[Exercise description] Show each line of the data below that has the string "series" in it.

==== Given information ====

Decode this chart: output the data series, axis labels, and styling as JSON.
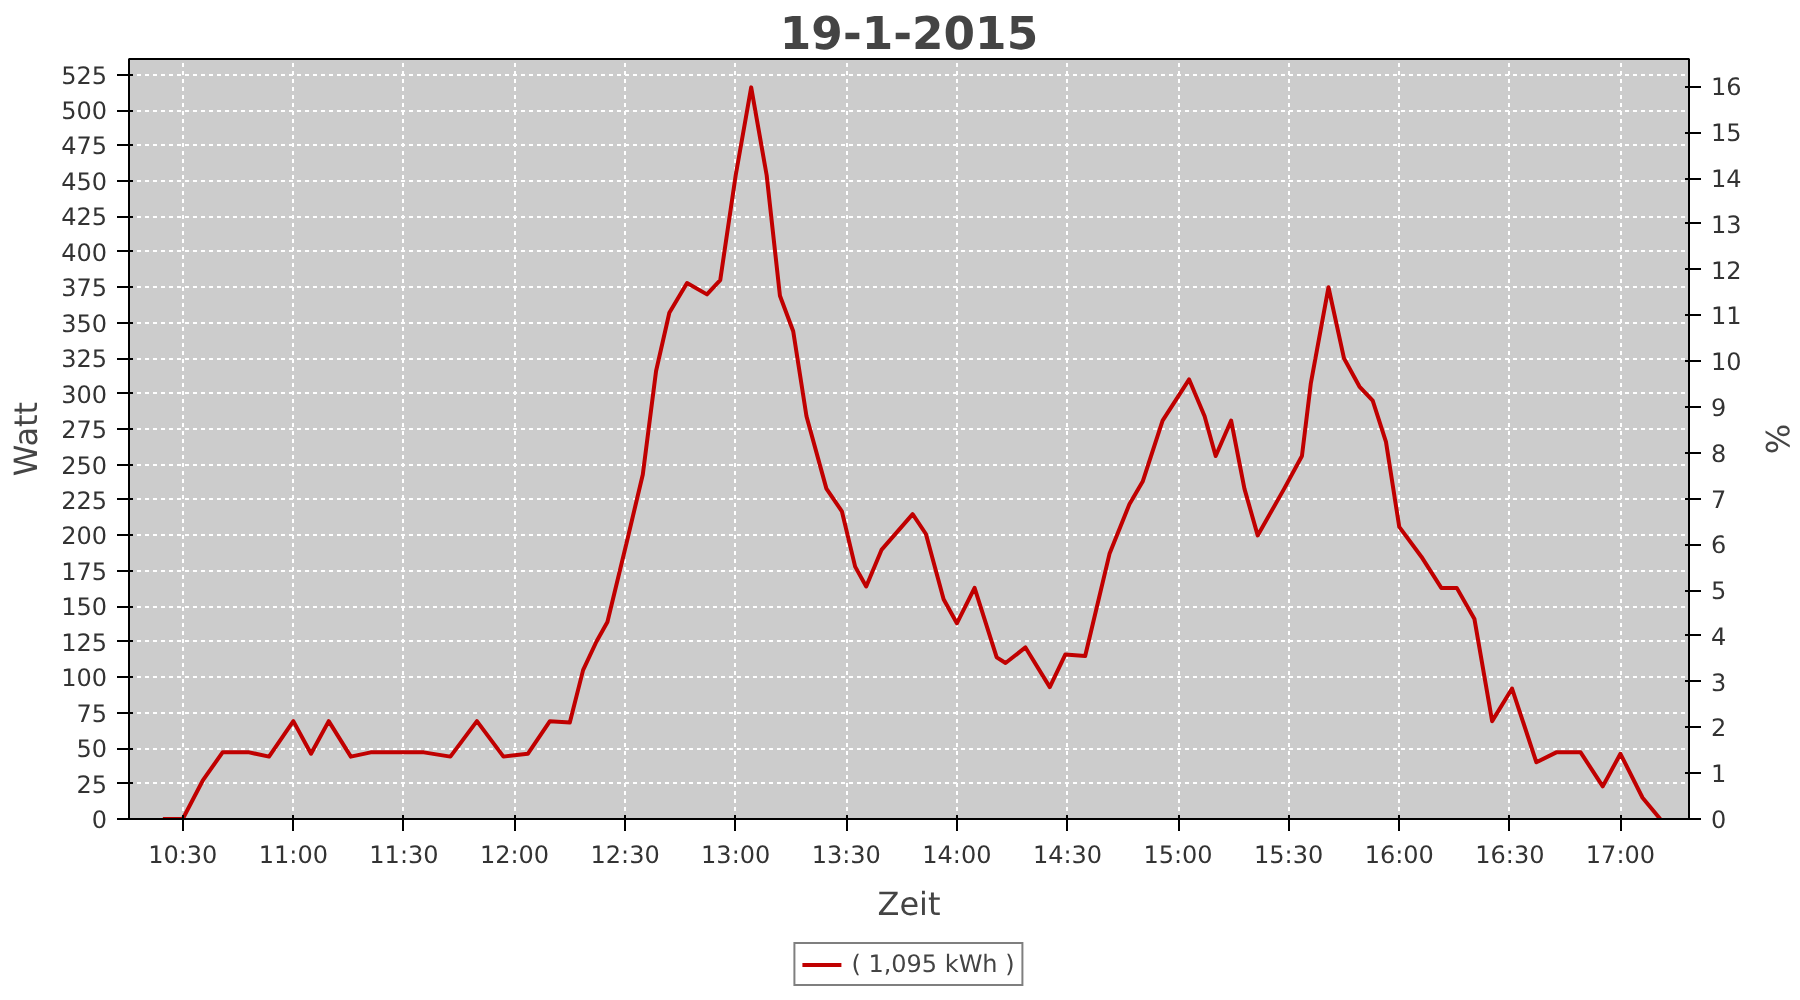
{
  "chart_data": {
    "type": "line",
    "title": "19-1-2015",
    "xlabel": "Zeit",
    "ylabel": "Watt",
    "y2label": "%",
    "xlim": [
      10.257,
      17.31
    ],
    "ylim": [
      0,
      536
    ],
    "y2lim": [
      0,
      16.6
    ],
    "xticks": [
      {
        "value": 10.5,
        "label": "10:30"
      },
      {
        "value": 11,
        "label": "11:00"
      },
      {
        "value": 11.5,
        "label": "11:30"
      },
      {
        "value": 12,
        "label": "12:00"
      },
      {
        "value": 12.5,
        "label": "12:30"
      },
      {
        "value": 13,
        "label": "13:00"
      },
      {
        "value": 13.5,
        "label": "13:30"
      },
      {
        "value": 14,
        "label": "14:00"
      },
      {
        "value": 14.5,
        "label": "14:30"
      },
      {
        "value": 15,
        "label": "15:00"
      },
      {
        "value": 15.5,
        "label": "15:30"
      },
      {
        "value": 16,
        "label": "16:00"
      },
      {
        "value": 16.5,
        "label": "16:30"
      },
      {
        "value": 17,
        "label": "17:00"
      }
    ],
    "yticks": [
      0,
      25,
      50,
      75,
      100,
      125,
      150,
      175,
      200,
      225,
      250,
      275,
      300,
      325,
      350,
      375,
      400,
      425,
      450,
      475,
      500,
      525
    ],
    "y2ticks": [
      0,
      1,
      2,
      3,
      4,
      5,
      6,
      7,
      8,
      9,
      10,
      11,
      12,
      13,
      14,
      15,
      16
    ],
    "grid": true,
    "legend": "bottom",
    "line_style": "solid",
    "marker": "none",
    "series": [
      {
        "name": "( 1,095 kWh )",
        "color": "#c00000",
        "x": [
          10.41,
          10.5,
          10.59,
          10.68,
          10.8,
          10.89,
          11.0,
          11.08,
          11.16,
          11.26,
          11.35,
          11.59,
          11.71,
          11.83,
          11.95,
          12.06,
          12.16,
          12.25,
          12.31,
          12.37,
          12.42,
          12.51,
          12.58,
          12.64,
          12.7,
          12.78,
          12.87,
          12.93,
          13.0,
          13.07,
          13.14,
          13.2,
          13.26,
          13.32,
          13.41,
          13.48,
          13.54,
          13.59,
          13.66,
          13.8,
          13.86,
          13.94,
          14.0,
          14.08,
          14.18,
          14.22,
          14.31,
          14.42,
          14.49,
          14.58,
          14.69,
          14.78,
          14.84,
          14.93,
          15.05,
          15.12,
          15.17,
          15.24,
          15.3,
          15.36,
          15.48,
          15.56,
          15.6,
          15.68,
          15.75,
          15.82,
          15.88,
          15.94,
          16.0,
          16.1,
          16.19,
          16.26,
          16.34,
          16.42,
          16.51,
          16.62,
          16.71,
          16.82,
          16.92,
          17.0,
          17.1,
          17.18
        ],
        "values": [
          0,
          0,
          27,
          47,
          47,
          44,
          69,
          46,
          69,
          44,
          47,
          47,
          44,
          69,
          44,
          46,
          69,
          68,
          105,
          125,
          139,
          197,
          243,
          316,
          357,
          378,
          370,
          380,
          454,
          516,
          454,
          369,
          344,
          284,
          233,
          217,
          178,
          164,
          190,
          215,
          201,
          155,
          138,
          163,
          114,
          110,
          121,
          93,
          116,
          115,
          187,
          222,
          238,
          281,
          310,
          284,
          256,
          281,
          233,
          200,
          233,
          256,
          307,
          375,
          325,
          305,
          295,
          266,
          206,
          185,
          163,
          163,
          141,
          69,
          92,
          40,
          47,
          47,
          23,
          46,
          15,
          0
        ]
      }
    ]
  }
}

====

[Complete answer]
Decode this chart: output the data series, axis labels, and styling as JSON.
    "series": [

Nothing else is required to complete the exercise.